What you have to do
Don't copy the pictures; return every other part of the records exactly.
— BEGIN Material provided —
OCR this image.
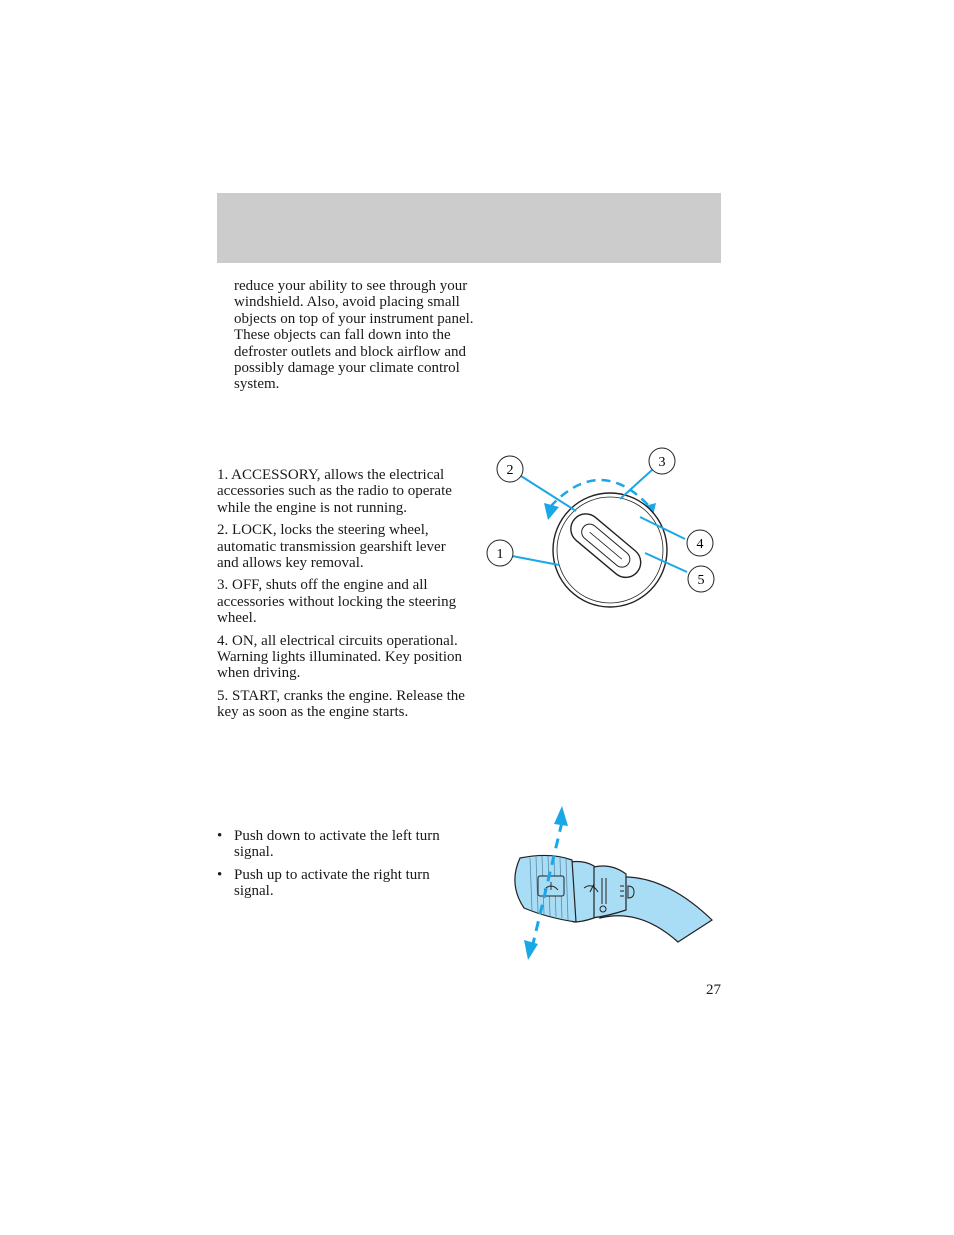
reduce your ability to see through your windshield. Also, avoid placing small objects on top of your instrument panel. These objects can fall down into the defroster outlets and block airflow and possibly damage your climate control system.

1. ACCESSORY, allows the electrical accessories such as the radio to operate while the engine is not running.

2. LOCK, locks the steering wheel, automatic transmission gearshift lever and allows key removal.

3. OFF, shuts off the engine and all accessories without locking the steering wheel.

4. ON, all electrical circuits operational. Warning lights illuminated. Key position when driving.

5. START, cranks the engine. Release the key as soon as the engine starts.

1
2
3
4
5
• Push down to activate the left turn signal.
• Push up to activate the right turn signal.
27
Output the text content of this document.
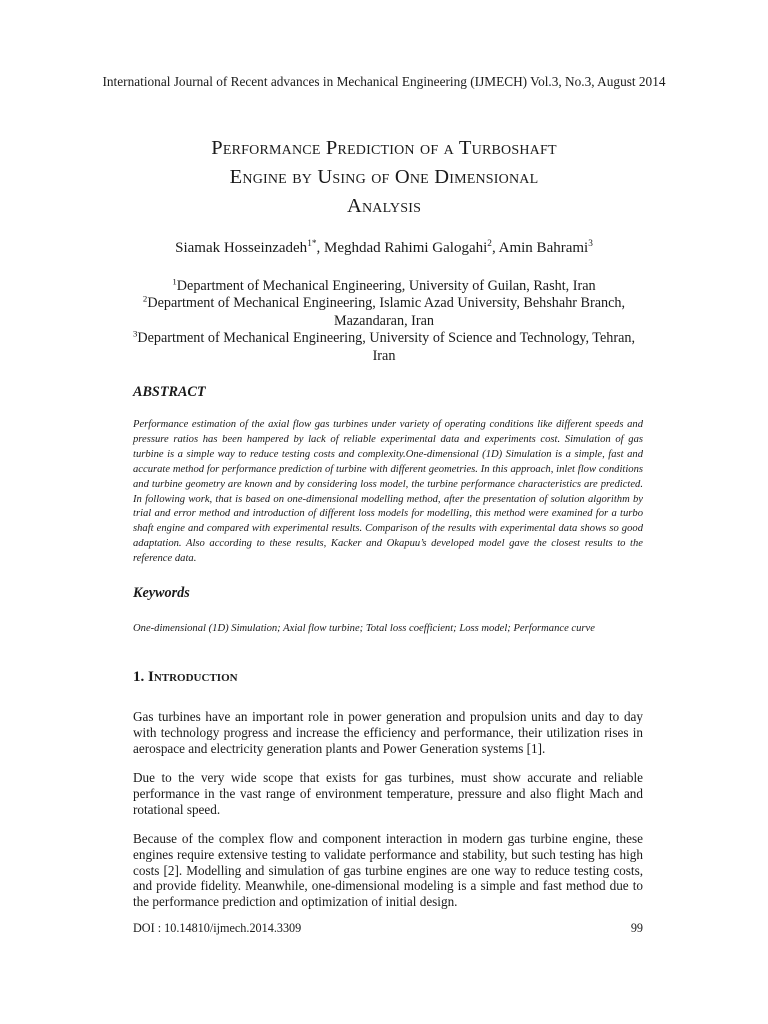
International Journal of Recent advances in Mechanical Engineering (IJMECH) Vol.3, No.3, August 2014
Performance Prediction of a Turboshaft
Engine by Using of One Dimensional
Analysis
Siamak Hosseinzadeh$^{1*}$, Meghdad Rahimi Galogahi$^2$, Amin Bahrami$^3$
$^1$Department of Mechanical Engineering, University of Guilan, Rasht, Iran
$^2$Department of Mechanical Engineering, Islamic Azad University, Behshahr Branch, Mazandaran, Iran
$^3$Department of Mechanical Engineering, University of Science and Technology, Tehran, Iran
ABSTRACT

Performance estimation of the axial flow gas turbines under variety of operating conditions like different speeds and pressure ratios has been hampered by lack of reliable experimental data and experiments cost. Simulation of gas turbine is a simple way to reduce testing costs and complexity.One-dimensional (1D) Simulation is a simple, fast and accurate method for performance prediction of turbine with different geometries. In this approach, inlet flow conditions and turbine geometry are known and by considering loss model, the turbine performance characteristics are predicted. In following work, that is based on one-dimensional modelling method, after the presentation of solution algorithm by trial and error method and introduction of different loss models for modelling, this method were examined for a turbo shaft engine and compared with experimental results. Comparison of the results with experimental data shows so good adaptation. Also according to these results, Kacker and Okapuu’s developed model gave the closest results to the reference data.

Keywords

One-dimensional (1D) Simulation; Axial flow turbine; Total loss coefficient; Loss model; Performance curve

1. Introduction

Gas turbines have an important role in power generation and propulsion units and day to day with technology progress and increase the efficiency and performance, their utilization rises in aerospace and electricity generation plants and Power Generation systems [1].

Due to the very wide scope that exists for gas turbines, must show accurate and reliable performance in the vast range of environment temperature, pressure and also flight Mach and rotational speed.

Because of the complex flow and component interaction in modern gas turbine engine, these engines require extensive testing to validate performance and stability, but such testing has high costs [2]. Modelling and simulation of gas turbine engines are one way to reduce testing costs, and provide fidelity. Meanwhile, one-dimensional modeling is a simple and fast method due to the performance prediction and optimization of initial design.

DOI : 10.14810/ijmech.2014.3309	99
— END Material provided —
Worked answer
OCR this image.
reduce your ability to see through your windshield. Also, avoid placing small objects on top of your instrument panel. These objects can fall down into the defroster outlets and block airflow and possibly damage your climate control system.

1. ACCESSORY, allows the electrical accessories such as the radio to operate while the engine is not running.

2. LOCK, locks the steering wheel, automatic transmission gearshift lever and allows key removal.

3. OFF, shuts off the engine and all accessories without locking the steering wheel.

4. ON, all electrical circuits operational. Warning lights illuminated. Key position when driving.

5. START, cranks the engine. Release the key as soon as the engine starts.

1
2
3
4
5
• Push down to activate the left turn signal.
• Push up to activate the right turn signal.
27
Output the text content of this document.
International Journal of Recent advances in Mechanical Engineering (IJMECH) Vol.3, No.3, August 2014
Performance Prediction of a Turboshaft
Engine by Using of One Dimensional
Analysis
Siamak Hosseinzadeh$^{1*}$, Meghdad Rahimi Galogahi$^2$, Amin Bahrami$^3$
$^1$Department of Mechanical Engineering, University of Guilan, Rasht, Iran
$^2$Department of Mechanical Engineering, Islamic Azad University, Behshahr Branch, Mazandaran, Iran
$^3$Department of Mechanical Engineering, University of Science and Technology, Tehran, Iran
ABSTRACT

Performance estimation of the axial flow gas turbines under variety of operating conditions like different speeds and pressure ratios has been hampered by lack of reliable experimental data and experiments cost. Simulation of gas turbine is a simple way to reduce testing costs and complexity.One-dimensional (1D) Simulation is a simple, fast and accurate method for performance prediction of turbine with different geometries. In this approach, inlet flow conditions and turbine geometry are known and by considering loss model, the turbine performance characteristics are predicted. In following work, that is based on one-dimensional modelling method, after the presentation of solution algorithm by trial and error method and introduction of different loss models for modelling, this method were examined for a turbo shaft engine and compared with experimental results. Comparison of the results with experimental data shows so good adaptation. Also according to these results, Kacker and Okapuu’s developed model gave the closest results to the reference data.

Keywords

One-dimensional (1D) Simulation; Axial flow turbine; Total loss coefficient; Loss model; Performance curve

1. Introduction

Gas turbines have an important role in power generation and propulsion units and day to day with technology progress and increase the efficiency and performance, their utilization rises in aerospace and electricity generation plants and Power Generation systems [1].

Due to the very wide scope that exists for gas turbines, must show accurate and reliable performance in the vast range of environment temperature, pressure and also flight Mach and rotational speed.

Because of the complex flow and component interaction in modern gas turbine engine, these engines require extensive testing to validate performance and stability, but such testing has high costs [2]. Modelling and simulation of gas turbine engines are one way to reduce testing costs, and provide fidelity. Meanwhile, one-dimensional modeling is a simple and fast method due to the performance prediction and optimization of initial design.

DOI : 10.14810/ijmech.2014.3309	99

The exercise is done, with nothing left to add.